SOURCE DOCUMENT:
Divergent Recurrent Selection for Vegetative Phase Change and Effects on Agronomic Traits and Corn Borer Resistance

Abstract

Vegetative phase change, or the transition from juvenile vegetative to adult vegetative tissues, is essential to the lifecycle of higher plants. In maize (Zea mays L.), juvenile and adult vegetative tissues have distinctly different traits that may confer differing amounts of resistance to disease and insect infestations. Vegetative phase change has been linked to resistance to insects and common rust (Puccinia sorghi Schwein.). Seven cycles of divergent recurrent selection for early and late phase change were evaluated to determine effects of selection on phase change, insect resistance, and agronomic traits. Last leaf with juvenile wax, a trait indicative of the timing of phase change, was the selected trait. Divergent recurrent selection was effective in creating populations that underwent vegetative phase change at distinctly different developmental stages. Last leaf with juvenile wax moved from leaf 8.70 in the original population to leaf 14.48 in the late direction and 6.04 in the early direction. First leaf with adult wax moved from leaf 6.36 in the original population to leaf 8.15 in the late direction and 5.28 in the early direction. Several agronomic traits were also significantly altered by selection including plant and ear height, leaf number, kernel row count, and days to silking. C7Late plants averaged four more leaves and were taller and later flowering than C7Early plants. European corn borer (Ostrinia nubilalis Hubner) feeding damage on the second leaf above the ear was significantly greater in the late phase change direction, and significantly correlated with last leaf with juvenile wax. Most ear traits and European corn borer stalk damage resistance were not altered in a consistent way by selection.

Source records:
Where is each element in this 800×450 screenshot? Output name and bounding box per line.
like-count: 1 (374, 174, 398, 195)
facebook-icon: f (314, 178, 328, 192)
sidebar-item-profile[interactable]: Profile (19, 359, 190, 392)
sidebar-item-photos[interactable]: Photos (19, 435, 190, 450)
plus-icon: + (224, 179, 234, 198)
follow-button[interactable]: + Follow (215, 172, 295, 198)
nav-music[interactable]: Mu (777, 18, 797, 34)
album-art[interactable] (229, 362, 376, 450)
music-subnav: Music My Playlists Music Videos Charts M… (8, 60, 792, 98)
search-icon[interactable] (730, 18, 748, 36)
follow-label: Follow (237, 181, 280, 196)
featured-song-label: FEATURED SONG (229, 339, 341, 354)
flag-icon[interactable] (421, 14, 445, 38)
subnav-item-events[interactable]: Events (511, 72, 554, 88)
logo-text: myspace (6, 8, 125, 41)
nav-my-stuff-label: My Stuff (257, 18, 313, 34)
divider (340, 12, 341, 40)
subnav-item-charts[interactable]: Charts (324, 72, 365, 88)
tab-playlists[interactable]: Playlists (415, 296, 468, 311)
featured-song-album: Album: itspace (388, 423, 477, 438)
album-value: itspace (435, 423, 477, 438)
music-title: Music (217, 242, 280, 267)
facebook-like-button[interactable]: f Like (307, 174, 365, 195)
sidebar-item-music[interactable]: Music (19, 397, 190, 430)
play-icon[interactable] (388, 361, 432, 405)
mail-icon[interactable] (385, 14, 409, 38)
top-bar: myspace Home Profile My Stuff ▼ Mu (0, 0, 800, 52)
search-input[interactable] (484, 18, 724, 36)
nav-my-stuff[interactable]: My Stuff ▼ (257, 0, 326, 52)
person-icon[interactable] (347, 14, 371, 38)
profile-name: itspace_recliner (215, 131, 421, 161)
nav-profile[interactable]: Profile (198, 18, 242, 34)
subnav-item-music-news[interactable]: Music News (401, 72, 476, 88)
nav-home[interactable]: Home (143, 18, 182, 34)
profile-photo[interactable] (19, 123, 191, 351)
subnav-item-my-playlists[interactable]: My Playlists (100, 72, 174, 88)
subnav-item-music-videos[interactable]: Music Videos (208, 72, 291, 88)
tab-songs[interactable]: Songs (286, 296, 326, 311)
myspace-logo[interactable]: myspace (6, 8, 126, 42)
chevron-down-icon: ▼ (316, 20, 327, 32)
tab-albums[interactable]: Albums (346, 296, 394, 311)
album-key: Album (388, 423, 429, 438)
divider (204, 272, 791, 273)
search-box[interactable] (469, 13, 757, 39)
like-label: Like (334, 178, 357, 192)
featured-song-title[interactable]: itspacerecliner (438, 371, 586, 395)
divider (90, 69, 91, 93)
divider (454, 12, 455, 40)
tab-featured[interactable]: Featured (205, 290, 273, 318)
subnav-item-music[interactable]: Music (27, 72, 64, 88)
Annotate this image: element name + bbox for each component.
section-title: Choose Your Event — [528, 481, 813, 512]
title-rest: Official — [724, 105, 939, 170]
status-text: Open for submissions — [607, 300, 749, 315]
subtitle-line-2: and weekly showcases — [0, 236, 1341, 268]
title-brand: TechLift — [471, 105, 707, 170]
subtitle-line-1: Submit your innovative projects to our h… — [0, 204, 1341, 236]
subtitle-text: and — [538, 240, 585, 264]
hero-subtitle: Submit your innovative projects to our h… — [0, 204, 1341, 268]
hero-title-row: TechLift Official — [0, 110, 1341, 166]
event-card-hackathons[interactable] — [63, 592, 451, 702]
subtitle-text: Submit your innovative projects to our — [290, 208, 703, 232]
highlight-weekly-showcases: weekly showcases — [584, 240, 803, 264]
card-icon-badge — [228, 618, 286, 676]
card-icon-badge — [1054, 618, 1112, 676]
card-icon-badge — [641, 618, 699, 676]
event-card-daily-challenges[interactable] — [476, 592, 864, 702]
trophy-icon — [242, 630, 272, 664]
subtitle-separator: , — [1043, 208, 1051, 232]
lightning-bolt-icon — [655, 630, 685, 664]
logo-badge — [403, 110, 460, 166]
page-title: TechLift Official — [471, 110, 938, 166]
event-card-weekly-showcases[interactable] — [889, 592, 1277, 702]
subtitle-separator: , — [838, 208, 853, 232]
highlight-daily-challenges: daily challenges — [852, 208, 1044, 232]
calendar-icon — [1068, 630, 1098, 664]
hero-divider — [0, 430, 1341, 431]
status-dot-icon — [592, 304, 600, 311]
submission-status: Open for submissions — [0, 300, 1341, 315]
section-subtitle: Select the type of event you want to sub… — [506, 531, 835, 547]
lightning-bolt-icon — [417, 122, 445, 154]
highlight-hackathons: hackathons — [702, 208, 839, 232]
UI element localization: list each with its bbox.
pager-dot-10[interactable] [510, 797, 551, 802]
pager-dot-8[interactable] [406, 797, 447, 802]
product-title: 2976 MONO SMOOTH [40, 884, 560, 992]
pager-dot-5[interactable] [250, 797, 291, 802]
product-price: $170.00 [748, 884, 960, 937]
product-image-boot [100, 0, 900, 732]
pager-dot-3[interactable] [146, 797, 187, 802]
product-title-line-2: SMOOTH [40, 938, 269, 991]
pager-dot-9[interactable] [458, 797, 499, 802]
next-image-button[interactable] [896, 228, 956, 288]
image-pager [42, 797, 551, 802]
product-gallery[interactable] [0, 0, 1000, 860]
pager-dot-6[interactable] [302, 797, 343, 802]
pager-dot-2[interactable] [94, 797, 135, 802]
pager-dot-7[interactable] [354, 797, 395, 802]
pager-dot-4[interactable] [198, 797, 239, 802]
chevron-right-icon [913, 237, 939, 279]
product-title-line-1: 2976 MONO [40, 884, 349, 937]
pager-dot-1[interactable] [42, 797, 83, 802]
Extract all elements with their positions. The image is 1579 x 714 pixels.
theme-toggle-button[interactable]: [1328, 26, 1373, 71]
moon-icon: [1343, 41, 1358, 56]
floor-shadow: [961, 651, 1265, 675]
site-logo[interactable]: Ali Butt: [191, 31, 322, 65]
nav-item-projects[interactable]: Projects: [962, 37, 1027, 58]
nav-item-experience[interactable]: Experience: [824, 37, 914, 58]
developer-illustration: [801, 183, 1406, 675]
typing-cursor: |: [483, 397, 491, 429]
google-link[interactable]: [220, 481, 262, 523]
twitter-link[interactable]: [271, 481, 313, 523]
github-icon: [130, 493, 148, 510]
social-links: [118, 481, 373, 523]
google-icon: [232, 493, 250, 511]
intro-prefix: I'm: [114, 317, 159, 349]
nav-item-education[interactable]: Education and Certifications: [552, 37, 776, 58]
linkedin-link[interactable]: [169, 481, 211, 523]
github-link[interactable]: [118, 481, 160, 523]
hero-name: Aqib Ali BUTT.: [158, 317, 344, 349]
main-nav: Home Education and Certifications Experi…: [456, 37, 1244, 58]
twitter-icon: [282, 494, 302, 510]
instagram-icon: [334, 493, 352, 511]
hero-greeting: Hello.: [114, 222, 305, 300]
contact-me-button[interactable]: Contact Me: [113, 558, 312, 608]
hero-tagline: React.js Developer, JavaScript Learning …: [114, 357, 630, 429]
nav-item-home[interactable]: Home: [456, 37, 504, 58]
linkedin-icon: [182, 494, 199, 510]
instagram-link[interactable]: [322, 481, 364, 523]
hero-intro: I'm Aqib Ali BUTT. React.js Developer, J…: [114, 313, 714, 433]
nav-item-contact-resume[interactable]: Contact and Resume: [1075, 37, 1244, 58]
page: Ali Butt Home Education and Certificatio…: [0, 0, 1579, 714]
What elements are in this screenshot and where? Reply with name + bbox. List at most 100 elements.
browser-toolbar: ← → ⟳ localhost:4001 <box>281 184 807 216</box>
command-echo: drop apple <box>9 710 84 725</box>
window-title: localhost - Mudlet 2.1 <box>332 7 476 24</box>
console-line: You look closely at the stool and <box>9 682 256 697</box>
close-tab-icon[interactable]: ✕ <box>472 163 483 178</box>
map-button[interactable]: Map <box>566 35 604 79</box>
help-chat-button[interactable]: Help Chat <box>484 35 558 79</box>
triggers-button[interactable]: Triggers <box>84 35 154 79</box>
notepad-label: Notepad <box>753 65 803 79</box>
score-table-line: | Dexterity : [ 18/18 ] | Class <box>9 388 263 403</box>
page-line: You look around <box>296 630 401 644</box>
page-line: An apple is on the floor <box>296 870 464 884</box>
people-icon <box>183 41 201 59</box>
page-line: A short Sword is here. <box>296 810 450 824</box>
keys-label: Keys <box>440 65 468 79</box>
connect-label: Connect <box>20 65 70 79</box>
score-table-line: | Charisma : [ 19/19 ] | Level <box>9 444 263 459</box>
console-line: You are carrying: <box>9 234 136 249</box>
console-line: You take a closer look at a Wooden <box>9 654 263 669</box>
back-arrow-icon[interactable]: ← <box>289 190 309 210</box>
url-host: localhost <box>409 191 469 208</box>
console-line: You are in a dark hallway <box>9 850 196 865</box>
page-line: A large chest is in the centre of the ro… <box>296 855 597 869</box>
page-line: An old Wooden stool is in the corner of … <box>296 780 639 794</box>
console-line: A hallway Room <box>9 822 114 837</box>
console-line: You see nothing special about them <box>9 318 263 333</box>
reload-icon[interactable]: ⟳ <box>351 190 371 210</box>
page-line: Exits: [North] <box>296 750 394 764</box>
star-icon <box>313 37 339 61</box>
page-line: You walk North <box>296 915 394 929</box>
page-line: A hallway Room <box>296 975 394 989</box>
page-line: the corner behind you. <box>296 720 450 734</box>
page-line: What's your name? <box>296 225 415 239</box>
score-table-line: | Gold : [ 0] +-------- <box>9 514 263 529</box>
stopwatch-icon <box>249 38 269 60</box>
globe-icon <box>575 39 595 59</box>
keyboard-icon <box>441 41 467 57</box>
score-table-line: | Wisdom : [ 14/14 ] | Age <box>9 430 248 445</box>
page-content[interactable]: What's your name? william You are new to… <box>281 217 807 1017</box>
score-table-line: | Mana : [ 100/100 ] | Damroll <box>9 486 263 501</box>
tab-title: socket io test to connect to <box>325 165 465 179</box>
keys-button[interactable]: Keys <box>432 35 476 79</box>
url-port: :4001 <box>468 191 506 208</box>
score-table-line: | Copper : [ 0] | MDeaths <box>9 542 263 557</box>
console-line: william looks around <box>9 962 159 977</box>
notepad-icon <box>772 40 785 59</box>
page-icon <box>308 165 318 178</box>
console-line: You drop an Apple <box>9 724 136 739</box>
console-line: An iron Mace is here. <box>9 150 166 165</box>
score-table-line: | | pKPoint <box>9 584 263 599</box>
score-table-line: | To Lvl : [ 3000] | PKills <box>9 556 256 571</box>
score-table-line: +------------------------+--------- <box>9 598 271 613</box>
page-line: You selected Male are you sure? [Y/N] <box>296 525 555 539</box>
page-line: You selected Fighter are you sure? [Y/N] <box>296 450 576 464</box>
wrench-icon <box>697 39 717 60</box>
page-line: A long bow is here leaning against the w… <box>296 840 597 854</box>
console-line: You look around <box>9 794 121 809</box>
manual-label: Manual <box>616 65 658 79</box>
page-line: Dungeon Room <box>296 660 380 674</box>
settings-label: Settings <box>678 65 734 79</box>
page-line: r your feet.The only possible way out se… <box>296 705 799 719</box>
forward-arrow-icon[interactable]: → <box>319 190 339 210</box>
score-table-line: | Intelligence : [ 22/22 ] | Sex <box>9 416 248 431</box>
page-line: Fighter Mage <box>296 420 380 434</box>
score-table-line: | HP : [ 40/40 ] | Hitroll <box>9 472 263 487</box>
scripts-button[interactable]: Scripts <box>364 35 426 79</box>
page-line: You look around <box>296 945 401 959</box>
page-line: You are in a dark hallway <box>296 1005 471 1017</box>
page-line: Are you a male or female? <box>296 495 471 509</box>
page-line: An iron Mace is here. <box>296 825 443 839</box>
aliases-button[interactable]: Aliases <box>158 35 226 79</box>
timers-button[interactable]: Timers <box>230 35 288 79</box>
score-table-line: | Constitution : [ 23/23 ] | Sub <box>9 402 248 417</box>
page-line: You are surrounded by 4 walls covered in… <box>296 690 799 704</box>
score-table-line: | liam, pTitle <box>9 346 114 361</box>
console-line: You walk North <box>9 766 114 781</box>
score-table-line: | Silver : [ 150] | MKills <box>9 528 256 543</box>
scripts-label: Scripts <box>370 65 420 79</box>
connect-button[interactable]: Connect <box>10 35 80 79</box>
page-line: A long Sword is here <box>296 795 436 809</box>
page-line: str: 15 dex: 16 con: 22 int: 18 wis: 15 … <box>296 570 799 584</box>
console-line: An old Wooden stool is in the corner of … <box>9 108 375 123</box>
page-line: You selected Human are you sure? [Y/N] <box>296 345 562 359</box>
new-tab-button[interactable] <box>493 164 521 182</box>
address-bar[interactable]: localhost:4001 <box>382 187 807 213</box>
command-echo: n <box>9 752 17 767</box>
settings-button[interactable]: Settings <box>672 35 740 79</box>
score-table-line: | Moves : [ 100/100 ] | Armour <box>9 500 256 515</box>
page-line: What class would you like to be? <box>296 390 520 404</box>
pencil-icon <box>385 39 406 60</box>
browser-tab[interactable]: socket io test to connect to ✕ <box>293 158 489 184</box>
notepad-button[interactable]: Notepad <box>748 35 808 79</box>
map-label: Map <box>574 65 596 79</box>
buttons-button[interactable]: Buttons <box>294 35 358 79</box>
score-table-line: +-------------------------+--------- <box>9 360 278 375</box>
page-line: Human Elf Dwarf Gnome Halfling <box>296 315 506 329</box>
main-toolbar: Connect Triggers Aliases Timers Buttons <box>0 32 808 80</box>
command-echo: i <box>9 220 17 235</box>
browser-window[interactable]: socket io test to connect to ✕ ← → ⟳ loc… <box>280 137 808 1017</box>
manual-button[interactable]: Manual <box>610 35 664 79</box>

COMPLETE THE FOLLOWING:
A) Please answer these questions using the abstract:
(i) Which trait was the selected trait?
(ii) On average, how many more leaves did C7Late plants have than C7Early plants?
(iii) In the original population, which leaf was the first leaf with adult wax?
B) Decide whether each statement agrees with the abstract:
(i) Seven cycles of divergent recurrent selection were evaluated.
(ii) European corn borer feeding damage on the second leaf above the ear was greater in the early phase change direction.
(iii) Selection altered most ear traits in a consistent way.

LIST OF ANSWERS:
A)
(i) Last leaf with juvenile wax.
(ii) Four.
(iii) Leaf 6.36.

B)
(i) Yes: "Seven cycles of divergent recurrent selection for early and late phase change were evaluated"
(ii) No: "feeding damage on the second leaf above the ear was significantly greater in the late phase change direction"
(iii) No: "Most ear traits and European corn borer stalk damage resistance were not altered in a consistent way by selection."